When you return the material, keep every line exactly as it is and omit the pictures.
++++ EXTRACTED RECORDS
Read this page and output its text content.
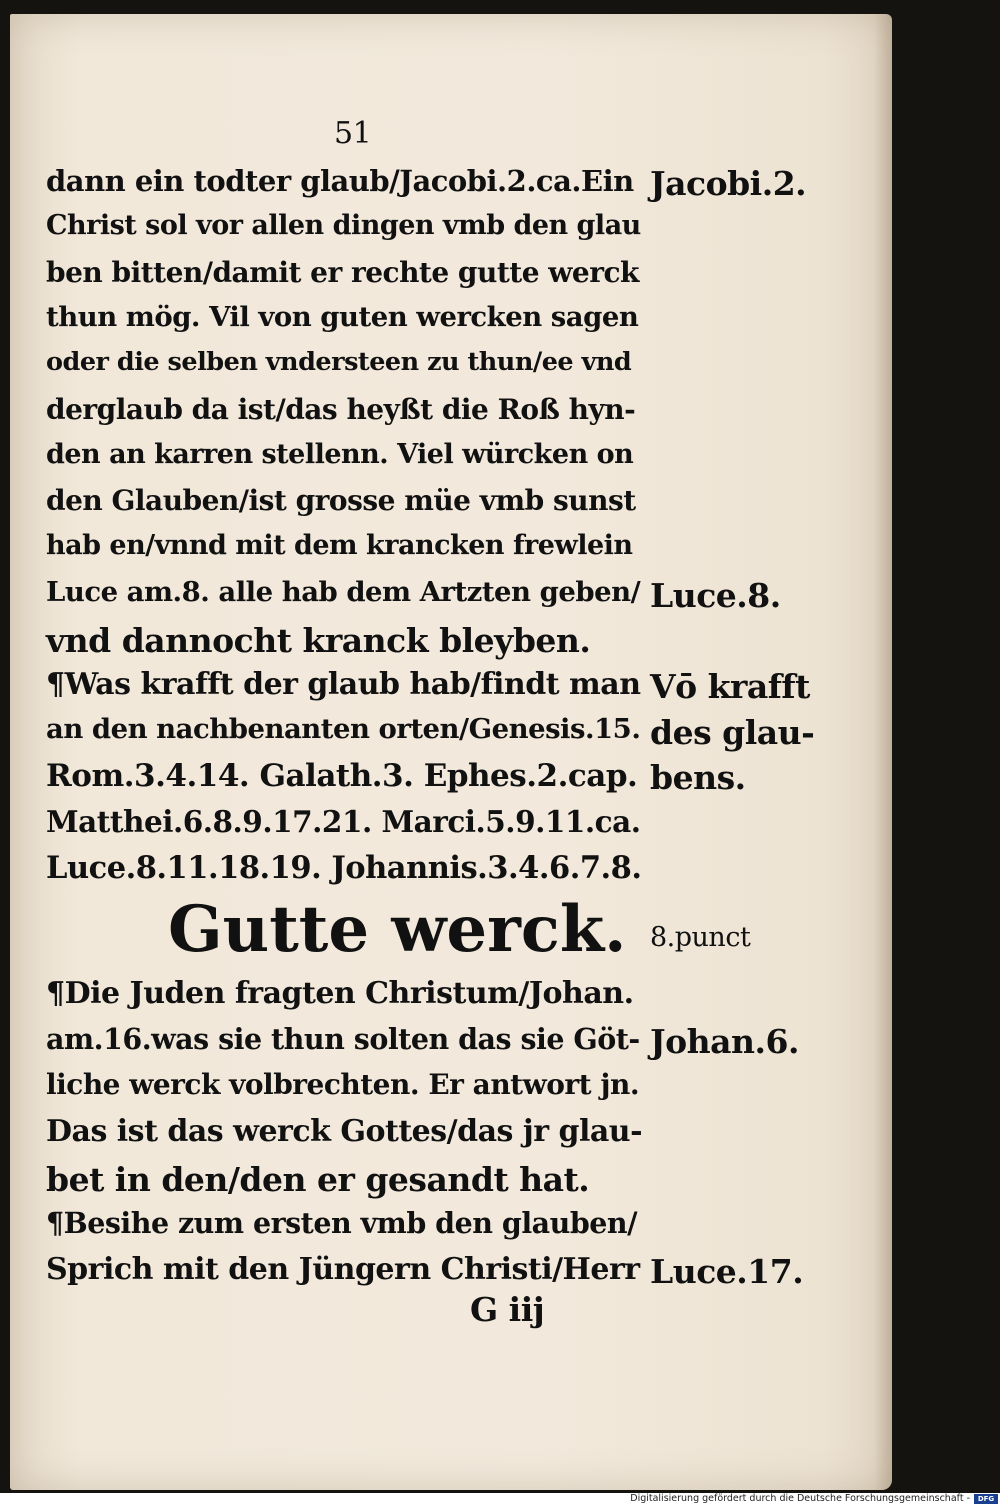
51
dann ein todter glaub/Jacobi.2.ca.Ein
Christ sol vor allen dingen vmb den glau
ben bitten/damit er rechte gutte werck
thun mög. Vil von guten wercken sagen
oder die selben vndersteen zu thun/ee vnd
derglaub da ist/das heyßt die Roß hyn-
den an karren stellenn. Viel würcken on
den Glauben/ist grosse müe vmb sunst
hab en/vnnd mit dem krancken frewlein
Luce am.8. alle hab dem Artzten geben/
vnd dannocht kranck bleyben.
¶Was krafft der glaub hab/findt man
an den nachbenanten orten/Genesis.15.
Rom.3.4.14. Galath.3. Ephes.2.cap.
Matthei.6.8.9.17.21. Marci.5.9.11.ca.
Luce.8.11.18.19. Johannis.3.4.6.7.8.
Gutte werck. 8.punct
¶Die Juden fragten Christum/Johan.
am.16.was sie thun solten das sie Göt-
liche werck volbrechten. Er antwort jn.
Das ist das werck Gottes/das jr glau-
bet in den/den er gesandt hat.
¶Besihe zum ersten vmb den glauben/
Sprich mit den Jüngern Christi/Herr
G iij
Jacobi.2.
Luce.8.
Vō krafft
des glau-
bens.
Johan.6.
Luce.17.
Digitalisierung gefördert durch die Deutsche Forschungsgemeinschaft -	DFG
++++++++
> **ANSWER FOR THE TASK**
Read this page and output its text content.
51
dann ein todter glaub/Jacobi.2.ca.Ein
Christ sol vor allen dingen vmb den glau
ben bitten/damit er rechte gutte werck
thun mög. Vil von guten wercken sagen
oder die selben vndersteen zu thun/ee vnd
derglaub da ist/das heyßt die Roß hyn-
den an karren stellenn. Viel würcken on
den Glauben/ist grosse müe vmb sunst
hab en/vnnd mit dem krancken frewlein
Luce am.8. alle hab dem Artzten geben/
vnd dannocht kranck bleyben.
¶Was krafft der glaub hab/findt man
an den nachbenanten orten/Genesis.15.
Rom.3.4.14. Galath.3. Ephes.2.cap.
Matthei.6.8.9.17.21. Marci.5.9.11.ca.
Luce.8.11.18.19. Johannis.3.4.6.7.8.
Gutte werck. 8.punct
¶Die Juden fragten Christum/Johan.
am.16.was sie thun solten das sie Göt-
liche werck volbrechten. Er antwort jn.
Das ist das werck Gottes/das jr glau-
bet in den/den er gesandt hat.
¶Besihe zum ersten vmb den glauben/
Sprich mit den Jüngern Christi/Herr
G iij
Jacobi.2.
Luce.8.
Vō krafft
des glau-
bens.
Johan.6.
Luce.17.
Digitalisierung gefördert durch die Deutsche Forschungsgemeinschaft -	DFG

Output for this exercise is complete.